GIVEN PROBLEM: Copy all of the records below verbatim.

--

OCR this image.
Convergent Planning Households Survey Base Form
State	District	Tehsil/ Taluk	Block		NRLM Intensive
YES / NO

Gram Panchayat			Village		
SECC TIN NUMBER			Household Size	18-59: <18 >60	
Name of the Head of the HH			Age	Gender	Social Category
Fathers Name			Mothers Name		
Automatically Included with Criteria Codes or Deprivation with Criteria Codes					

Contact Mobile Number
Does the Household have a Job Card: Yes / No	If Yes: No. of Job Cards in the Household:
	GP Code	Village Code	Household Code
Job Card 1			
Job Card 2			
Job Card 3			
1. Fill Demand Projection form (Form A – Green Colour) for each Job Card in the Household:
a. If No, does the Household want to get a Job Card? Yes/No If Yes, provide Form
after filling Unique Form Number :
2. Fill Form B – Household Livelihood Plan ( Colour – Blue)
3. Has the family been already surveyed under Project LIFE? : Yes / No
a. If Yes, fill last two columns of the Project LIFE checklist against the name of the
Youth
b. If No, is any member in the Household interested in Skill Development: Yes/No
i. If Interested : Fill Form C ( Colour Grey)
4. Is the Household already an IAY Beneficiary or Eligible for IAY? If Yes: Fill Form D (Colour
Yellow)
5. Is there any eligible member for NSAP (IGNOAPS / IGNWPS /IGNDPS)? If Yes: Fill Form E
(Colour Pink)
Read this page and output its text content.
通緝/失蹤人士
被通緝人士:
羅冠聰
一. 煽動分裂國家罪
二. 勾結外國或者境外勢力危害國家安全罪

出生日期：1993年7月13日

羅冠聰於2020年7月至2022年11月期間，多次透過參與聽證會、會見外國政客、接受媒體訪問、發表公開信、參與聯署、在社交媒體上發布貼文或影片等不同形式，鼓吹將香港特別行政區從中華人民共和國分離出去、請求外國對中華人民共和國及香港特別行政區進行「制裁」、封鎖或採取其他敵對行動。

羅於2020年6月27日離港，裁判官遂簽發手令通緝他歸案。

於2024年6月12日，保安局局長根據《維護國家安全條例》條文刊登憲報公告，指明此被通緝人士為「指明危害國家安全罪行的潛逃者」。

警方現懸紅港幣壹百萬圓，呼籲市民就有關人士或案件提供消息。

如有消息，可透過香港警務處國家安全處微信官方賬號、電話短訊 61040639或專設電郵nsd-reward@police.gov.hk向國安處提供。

--

FULL OUTPUT:
OCR this image.
Convergent Planning Households Survey Base Form
State	District	Tehsil/ Taluk	Block		NRLM Intensive
YES / NO

Gram Panchayat			Village		
SECC TIN NUMBER			Household Size	18-59: <18 >60	
Name of the Head of the HH			Age	Gender	Social Category
Fathers Name			Mothers Name		
Automatically Included with Criteria Codes or Deprivation with Criteria Codes					

Contact Mobile Number
Does the Household have a Job Card: Yes / No	If Yes: No. of Job Cards in the Household:
	GP Code	Village Code	Household Code
Job Card 1			
Job Card 2			
Job Card 3			
1. Fill Demand Projection form (Form A – Green Colour) for each Job Card in the Household:
a. If No, does the Household want to get a Job Card? Yes/No If Yes, provide Form
after filling Unique Form Number :
2. Fill Form B – Household Livelihood Plan ( Colour – Blue)
3. Has the family been already surveyed under Project LIFE? : Yes / No
a. If Yes, fill last two columns of the Project LIFE checklist against the name of the
Youth
b. If No, is any member in the Household interested in Skill Development: Yes/No
i. If Interested : Fill Form C ( Colour Grey)
4. Is the Household already an IAY Beneficiary or Eligible for IAY? If Yes: Fill Form D (Colour
Yellow)
5. Is there any eligible member for NSAP (IGNOAPS / IGNWPS /IGNDPS)? If Yes: Fill Form E
(Colour Pink)
Read this page and output its text content.
通緝/失蹤人士
被通緝人士:
羅冠聰
一. 煽動分裂國家罪
二. 勾結外國或者境外勢力危害國家安全罪

出生日期：1993年7月13日

羅冠聰於2020年7月至2022年11月期間，多次透過參與聽證會、會見外國政客、接受媒體訪問、發表公開信、參與聯署、在社交媒體上發布貼文或影片等不同形式，鼓吹將香港特別行政區從中華人民共和國分離出去、請求外國對中華人民共和國及香港特別行政區進行「制裁」、封鎖或採取其他敵對行動。

羅於2020年6月27日離港，裁判官遂簽發手令通緝他歸案。

於2024年6月12日，保安局局長根據《維護國家安全條例》條文刊登憲報公告，指明此被通緝人士為「指明危害國家安全罪行的潛逃者」。

警方現懸紅港幣壹百萬圓，呼籲市民就有關人士或案件提供消息。

如有消息，可透過香港警務處國家安全處微信官方賬號、電話短訊 61040639或專設電郵nsd-reward@police.gov.hk向國安處提供。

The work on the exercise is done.